Figure dataset records
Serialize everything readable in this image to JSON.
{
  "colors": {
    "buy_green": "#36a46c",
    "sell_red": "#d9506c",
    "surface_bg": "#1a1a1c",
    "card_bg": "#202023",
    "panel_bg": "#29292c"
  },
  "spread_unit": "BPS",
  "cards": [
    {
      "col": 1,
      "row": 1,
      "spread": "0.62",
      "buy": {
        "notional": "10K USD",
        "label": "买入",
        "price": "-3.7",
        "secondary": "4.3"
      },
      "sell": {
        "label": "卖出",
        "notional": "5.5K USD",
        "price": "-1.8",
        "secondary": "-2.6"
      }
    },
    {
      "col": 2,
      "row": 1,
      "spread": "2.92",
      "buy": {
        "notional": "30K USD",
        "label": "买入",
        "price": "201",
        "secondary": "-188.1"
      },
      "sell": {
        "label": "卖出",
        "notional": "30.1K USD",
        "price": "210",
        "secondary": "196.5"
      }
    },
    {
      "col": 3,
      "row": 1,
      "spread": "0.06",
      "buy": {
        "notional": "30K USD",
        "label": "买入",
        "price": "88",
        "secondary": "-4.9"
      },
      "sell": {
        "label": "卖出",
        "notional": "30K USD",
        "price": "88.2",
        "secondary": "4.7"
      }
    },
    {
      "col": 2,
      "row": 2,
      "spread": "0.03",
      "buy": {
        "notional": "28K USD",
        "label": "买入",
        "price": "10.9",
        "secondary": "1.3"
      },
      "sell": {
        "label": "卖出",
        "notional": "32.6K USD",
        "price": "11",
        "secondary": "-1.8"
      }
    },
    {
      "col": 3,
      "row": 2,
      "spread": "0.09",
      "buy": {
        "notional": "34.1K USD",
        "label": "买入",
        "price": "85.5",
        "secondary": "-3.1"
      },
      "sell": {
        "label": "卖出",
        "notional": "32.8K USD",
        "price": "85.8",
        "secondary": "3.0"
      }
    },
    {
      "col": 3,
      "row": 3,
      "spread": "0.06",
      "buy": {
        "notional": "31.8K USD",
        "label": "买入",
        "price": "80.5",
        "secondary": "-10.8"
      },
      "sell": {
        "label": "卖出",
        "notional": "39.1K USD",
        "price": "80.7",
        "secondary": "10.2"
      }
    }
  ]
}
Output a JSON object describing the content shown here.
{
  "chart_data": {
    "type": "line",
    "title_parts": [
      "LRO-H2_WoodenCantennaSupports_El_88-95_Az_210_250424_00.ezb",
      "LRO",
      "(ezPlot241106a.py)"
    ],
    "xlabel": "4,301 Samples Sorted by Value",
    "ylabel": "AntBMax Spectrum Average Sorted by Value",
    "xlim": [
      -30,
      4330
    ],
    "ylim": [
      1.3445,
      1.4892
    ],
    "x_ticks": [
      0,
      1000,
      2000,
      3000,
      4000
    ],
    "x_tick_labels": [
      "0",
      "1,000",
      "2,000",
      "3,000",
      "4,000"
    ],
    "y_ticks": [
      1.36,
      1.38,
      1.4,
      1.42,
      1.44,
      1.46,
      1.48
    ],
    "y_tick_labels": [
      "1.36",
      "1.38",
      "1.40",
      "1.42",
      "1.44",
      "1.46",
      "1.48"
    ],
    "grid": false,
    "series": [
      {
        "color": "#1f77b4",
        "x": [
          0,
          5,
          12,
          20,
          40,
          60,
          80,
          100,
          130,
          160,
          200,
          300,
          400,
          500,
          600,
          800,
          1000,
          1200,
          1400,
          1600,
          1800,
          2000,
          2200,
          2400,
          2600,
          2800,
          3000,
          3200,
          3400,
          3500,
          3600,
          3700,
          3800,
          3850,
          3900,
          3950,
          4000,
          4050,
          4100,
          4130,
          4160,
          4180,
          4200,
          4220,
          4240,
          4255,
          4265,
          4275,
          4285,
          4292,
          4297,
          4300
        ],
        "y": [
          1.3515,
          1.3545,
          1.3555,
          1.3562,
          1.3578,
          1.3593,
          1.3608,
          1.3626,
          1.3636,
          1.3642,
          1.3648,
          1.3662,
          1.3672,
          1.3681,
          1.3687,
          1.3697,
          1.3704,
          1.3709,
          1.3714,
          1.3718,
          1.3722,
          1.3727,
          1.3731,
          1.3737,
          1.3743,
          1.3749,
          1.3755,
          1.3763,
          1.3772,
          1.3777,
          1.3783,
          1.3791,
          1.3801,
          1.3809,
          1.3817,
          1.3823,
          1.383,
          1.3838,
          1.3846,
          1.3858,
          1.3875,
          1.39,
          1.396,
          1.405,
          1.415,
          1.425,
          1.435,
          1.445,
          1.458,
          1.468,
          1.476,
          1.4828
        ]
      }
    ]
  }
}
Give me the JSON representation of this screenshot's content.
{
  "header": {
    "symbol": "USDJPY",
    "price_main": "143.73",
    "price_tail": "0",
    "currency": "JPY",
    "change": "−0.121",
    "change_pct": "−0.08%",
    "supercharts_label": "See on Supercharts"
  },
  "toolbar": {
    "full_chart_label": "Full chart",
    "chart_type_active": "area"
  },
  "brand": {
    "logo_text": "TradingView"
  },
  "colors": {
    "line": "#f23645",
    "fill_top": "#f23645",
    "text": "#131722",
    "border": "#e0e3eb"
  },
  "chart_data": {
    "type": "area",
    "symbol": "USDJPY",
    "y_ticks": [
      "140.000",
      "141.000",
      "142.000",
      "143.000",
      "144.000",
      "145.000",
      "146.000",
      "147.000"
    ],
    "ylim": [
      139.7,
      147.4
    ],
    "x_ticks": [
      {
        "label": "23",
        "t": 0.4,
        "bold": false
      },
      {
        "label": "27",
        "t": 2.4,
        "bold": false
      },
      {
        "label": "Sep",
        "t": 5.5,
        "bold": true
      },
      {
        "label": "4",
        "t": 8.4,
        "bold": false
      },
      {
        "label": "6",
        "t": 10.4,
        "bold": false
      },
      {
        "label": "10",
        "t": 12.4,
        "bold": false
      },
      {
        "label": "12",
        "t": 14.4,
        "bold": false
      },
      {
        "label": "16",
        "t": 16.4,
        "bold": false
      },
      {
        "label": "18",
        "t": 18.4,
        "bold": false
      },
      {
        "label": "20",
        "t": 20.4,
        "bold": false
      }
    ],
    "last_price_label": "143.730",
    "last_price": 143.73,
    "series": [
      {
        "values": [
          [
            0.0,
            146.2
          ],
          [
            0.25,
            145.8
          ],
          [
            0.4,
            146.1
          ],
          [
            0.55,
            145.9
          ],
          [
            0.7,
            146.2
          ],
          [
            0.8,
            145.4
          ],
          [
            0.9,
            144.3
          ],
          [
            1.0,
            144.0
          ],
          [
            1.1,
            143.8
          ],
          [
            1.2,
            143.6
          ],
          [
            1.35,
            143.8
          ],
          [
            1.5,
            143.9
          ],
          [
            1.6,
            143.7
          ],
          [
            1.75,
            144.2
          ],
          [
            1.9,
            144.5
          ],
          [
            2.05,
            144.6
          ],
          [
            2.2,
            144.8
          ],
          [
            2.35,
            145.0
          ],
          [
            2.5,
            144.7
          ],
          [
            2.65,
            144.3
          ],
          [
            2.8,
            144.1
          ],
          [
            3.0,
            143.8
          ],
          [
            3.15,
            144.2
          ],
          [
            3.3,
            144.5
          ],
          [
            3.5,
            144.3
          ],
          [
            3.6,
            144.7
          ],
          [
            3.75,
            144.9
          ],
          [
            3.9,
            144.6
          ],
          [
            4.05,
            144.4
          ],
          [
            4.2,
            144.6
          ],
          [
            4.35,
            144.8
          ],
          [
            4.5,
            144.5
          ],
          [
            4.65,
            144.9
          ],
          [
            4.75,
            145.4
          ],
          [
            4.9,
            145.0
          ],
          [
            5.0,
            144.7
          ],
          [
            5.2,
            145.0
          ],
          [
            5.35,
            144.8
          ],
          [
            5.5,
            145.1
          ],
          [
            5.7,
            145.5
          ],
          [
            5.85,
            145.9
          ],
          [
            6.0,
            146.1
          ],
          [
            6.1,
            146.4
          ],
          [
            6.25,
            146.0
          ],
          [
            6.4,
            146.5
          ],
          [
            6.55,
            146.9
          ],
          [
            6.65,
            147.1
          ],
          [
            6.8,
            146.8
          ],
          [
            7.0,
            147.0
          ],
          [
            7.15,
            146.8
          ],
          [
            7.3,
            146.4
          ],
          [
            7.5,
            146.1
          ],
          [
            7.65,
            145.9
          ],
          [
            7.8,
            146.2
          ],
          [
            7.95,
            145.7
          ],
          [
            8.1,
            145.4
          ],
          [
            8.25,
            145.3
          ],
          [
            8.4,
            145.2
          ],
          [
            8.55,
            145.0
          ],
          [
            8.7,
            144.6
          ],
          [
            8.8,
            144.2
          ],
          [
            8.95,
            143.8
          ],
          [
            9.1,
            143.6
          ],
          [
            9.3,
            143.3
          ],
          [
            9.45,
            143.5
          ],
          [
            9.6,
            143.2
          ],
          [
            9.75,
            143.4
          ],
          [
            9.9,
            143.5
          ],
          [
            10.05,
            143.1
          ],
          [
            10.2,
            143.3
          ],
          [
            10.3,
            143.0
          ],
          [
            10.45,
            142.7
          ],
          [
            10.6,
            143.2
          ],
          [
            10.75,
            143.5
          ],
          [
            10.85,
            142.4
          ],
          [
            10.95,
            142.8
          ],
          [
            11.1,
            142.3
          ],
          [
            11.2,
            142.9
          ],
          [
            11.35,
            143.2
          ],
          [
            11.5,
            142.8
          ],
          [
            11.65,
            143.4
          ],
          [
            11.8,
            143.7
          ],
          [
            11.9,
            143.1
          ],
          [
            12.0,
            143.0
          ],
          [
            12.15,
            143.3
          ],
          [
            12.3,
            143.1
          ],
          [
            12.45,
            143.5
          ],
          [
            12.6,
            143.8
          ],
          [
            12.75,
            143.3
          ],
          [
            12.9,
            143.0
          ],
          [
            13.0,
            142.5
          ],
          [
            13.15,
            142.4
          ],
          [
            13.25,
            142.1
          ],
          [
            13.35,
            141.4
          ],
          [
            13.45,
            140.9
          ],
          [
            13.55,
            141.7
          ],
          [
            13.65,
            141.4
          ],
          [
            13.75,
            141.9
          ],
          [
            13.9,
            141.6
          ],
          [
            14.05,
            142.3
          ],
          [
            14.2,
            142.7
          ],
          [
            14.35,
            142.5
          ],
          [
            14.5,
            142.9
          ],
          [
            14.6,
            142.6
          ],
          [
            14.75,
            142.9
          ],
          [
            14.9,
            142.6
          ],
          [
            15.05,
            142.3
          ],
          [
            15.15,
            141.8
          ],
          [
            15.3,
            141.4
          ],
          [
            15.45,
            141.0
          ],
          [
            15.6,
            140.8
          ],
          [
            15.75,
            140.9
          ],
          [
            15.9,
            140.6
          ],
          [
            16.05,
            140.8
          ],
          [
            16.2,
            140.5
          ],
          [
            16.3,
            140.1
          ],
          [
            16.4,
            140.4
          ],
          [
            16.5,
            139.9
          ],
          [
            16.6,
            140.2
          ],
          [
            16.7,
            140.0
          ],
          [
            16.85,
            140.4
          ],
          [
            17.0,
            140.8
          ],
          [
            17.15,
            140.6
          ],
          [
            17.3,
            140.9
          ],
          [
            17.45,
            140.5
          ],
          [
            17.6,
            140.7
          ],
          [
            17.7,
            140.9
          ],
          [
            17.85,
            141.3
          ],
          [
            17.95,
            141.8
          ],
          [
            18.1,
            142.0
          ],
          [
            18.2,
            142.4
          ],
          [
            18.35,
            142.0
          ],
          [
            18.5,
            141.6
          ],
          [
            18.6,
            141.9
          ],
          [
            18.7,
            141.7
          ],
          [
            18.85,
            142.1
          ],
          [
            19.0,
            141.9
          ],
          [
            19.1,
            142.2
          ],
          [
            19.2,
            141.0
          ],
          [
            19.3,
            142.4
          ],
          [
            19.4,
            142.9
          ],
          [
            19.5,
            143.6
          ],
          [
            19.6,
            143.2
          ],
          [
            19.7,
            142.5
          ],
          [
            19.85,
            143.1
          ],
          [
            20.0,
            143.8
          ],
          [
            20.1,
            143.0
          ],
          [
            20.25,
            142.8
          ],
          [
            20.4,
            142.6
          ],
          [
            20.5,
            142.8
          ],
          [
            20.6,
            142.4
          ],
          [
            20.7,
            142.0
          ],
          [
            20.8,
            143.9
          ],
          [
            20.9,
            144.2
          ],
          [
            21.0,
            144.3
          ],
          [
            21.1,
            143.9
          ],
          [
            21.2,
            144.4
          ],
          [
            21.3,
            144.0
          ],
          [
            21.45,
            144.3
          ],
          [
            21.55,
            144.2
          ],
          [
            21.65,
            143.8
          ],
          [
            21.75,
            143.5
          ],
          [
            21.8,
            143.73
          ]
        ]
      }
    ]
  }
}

- [Problem requirements]: For the listing above, give the number of lines in which the string "this" occurs, and nothing else.

- [Right answer]: 2